┌────────

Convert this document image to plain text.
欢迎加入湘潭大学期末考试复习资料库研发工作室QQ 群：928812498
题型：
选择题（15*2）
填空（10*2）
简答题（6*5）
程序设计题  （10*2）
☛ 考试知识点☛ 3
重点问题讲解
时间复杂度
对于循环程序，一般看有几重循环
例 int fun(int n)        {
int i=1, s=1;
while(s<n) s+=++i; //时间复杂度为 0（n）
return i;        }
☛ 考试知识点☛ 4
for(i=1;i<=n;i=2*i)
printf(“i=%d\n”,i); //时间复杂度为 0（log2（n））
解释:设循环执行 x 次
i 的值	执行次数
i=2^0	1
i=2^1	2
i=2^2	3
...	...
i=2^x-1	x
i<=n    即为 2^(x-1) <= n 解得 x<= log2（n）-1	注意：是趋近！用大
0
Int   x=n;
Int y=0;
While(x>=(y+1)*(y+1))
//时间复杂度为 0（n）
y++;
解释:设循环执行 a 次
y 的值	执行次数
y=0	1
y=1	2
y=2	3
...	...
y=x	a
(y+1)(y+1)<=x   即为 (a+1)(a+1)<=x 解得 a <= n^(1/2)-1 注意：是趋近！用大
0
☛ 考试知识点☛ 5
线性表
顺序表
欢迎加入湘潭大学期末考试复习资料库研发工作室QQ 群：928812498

└────────
┌────────

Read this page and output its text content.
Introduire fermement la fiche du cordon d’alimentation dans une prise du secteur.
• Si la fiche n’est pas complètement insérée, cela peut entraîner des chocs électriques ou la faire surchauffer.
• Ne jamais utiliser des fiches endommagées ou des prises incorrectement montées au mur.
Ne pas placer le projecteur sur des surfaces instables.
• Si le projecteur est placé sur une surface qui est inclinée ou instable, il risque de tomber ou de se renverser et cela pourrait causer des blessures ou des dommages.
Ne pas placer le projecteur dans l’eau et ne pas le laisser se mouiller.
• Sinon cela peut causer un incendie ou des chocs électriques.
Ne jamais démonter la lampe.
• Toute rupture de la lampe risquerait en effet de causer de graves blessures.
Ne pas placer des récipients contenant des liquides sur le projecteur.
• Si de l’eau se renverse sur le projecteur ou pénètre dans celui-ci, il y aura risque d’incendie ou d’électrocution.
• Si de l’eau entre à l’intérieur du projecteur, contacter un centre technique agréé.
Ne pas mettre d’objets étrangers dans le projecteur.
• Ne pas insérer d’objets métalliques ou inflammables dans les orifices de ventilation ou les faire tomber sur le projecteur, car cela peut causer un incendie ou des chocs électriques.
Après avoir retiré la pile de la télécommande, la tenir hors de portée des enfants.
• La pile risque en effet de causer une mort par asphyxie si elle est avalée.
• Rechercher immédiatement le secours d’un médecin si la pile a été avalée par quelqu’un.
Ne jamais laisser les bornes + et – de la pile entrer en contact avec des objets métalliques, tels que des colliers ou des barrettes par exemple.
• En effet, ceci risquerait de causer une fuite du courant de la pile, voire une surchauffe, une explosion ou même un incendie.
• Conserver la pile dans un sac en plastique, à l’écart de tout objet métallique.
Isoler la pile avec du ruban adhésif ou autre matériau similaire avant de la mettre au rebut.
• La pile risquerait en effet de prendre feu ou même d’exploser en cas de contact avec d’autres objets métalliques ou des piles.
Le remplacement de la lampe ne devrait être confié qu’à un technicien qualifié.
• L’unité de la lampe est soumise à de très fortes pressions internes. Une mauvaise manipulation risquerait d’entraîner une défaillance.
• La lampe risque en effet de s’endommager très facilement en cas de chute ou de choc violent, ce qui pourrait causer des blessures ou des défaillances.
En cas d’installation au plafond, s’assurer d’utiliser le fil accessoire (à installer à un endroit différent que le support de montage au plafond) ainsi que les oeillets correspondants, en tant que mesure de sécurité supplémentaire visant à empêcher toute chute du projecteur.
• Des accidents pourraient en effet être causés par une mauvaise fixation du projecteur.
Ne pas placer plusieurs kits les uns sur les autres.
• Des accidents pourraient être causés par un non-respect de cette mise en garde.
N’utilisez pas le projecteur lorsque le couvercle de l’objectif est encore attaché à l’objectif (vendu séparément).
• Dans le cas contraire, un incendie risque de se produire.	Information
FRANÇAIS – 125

└────────

Work to complete ▸
Show the lines of the data that hold the word "placer".

Response ▸
Ne pas placer le projecteur sur des surfaces instables.
Ne pas placer le projecteur dans l’eau et ne pas le laisser se mouiller.
Ne pas placer des récipients contenant des liquides sur le projecteur.
Ne pas placer plusieurs kits les uns sur les autres.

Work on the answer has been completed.